## Requirements
Where a line holds the word "value", copy that line.

━━━━━━━━━━

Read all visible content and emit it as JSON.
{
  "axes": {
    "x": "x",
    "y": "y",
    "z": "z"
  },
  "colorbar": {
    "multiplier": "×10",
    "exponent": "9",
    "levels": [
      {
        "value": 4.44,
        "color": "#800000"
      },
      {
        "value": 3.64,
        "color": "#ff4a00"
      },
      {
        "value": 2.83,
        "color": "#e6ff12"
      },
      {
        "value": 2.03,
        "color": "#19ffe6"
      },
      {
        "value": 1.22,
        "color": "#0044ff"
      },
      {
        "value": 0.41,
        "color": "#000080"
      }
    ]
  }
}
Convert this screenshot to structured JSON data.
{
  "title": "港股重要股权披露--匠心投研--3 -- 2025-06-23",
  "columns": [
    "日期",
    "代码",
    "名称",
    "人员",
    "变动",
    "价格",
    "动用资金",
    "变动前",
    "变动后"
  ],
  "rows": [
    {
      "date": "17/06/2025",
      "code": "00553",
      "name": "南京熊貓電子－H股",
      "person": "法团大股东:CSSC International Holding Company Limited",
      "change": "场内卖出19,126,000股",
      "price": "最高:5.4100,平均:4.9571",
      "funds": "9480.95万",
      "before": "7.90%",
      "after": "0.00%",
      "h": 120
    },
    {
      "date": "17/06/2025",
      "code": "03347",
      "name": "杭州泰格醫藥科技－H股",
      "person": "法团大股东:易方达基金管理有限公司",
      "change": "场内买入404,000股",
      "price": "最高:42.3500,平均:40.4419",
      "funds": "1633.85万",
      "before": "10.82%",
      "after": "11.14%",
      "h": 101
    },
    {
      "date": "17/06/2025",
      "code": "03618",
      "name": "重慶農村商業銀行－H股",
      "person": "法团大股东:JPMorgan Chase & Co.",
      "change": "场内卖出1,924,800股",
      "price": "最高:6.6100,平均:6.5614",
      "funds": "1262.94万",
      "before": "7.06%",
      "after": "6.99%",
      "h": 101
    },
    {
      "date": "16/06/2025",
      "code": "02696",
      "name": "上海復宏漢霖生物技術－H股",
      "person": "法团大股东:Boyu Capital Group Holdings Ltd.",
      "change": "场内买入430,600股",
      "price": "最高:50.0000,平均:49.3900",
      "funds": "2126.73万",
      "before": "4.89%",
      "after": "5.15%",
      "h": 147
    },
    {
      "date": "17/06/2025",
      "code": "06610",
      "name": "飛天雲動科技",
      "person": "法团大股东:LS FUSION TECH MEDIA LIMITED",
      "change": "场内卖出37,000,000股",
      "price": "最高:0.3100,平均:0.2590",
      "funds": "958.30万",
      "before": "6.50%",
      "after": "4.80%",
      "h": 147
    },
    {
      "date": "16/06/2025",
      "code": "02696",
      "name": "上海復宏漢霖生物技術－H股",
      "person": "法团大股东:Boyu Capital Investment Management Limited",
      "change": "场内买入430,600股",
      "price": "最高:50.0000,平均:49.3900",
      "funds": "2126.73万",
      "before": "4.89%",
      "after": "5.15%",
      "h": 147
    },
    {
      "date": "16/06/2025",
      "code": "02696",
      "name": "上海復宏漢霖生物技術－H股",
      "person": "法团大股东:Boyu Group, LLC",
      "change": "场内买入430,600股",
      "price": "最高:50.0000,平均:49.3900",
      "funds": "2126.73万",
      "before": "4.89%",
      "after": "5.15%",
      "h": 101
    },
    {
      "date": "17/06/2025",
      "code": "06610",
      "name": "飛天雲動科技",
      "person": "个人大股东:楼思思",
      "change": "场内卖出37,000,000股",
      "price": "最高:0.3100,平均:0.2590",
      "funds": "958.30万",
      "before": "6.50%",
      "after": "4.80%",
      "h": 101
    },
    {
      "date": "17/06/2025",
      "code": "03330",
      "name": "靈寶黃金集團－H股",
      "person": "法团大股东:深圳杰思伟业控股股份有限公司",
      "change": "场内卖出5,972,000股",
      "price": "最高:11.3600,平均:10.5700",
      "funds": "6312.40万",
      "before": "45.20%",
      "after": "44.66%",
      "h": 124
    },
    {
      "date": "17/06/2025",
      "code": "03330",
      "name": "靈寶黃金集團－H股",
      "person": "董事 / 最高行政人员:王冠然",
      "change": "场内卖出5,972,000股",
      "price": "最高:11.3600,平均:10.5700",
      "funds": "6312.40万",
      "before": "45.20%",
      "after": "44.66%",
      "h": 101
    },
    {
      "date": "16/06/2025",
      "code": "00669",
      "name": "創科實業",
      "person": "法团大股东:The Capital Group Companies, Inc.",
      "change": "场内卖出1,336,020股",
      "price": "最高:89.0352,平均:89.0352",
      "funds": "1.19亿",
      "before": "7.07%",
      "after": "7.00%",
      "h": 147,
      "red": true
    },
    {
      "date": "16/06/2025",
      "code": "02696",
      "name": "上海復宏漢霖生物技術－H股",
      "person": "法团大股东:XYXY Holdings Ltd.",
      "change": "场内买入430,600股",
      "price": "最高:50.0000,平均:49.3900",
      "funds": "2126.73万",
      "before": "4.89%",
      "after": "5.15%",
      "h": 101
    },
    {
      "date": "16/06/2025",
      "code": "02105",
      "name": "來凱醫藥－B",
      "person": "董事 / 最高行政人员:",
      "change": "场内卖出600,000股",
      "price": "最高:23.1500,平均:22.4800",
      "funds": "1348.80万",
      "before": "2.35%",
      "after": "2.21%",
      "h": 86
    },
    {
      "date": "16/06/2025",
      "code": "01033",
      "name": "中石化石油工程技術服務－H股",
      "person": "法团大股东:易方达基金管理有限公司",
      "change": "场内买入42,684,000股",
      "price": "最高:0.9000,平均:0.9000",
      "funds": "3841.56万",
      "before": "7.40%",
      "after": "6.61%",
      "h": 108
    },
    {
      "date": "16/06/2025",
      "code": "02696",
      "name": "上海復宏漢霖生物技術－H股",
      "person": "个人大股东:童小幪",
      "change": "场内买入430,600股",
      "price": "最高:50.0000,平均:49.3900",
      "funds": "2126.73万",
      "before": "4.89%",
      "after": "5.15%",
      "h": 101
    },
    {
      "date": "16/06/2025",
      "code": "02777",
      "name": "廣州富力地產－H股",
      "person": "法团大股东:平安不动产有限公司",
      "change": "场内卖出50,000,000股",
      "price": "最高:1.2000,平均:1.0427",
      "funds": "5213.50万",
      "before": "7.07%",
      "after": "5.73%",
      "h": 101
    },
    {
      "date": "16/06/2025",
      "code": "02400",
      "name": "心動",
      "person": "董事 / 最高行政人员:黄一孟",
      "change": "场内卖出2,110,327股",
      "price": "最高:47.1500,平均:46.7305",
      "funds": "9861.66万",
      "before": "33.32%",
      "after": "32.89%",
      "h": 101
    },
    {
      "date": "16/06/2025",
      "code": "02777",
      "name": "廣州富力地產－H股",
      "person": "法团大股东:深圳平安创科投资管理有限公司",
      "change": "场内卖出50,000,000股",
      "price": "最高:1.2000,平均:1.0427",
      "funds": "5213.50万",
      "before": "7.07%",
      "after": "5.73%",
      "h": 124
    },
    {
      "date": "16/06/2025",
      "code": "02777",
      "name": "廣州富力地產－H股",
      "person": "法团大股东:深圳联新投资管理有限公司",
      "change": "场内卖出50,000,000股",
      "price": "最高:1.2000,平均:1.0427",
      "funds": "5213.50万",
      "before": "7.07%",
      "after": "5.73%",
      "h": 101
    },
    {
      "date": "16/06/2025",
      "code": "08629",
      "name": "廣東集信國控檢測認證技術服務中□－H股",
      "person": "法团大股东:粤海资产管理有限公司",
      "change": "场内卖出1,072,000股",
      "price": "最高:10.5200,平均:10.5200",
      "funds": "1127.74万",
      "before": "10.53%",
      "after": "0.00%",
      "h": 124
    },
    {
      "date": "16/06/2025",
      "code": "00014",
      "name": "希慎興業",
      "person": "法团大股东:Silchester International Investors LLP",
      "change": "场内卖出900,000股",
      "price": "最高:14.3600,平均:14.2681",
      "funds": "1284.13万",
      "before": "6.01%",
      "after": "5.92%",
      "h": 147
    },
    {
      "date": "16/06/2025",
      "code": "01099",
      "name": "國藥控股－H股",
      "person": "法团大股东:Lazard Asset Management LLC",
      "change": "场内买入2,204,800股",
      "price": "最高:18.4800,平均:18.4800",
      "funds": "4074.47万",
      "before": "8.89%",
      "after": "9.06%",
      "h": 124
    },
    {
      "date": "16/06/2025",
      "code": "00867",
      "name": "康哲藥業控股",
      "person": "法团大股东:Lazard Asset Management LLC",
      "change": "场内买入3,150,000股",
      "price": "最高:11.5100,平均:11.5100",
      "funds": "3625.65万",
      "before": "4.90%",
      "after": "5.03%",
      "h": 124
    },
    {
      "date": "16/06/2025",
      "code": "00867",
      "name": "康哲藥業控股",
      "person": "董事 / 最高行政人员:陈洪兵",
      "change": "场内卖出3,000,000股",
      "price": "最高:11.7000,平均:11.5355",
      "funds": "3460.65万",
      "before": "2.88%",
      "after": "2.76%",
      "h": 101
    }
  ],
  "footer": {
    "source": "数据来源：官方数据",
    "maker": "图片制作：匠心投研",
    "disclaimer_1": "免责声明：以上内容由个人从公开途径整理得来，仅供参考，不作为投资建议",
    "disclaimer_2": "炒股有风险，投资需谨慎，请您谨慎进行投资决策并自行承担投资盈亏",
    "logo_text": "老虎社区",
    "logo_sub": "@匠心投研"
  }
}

━━━━━━━━━━

## Worked answer
        "value": 4.44,
        "value": 3.64,
        "value": 2.83,
        "value": 2.03,
        "value": 1.22,
        "value": 0.41,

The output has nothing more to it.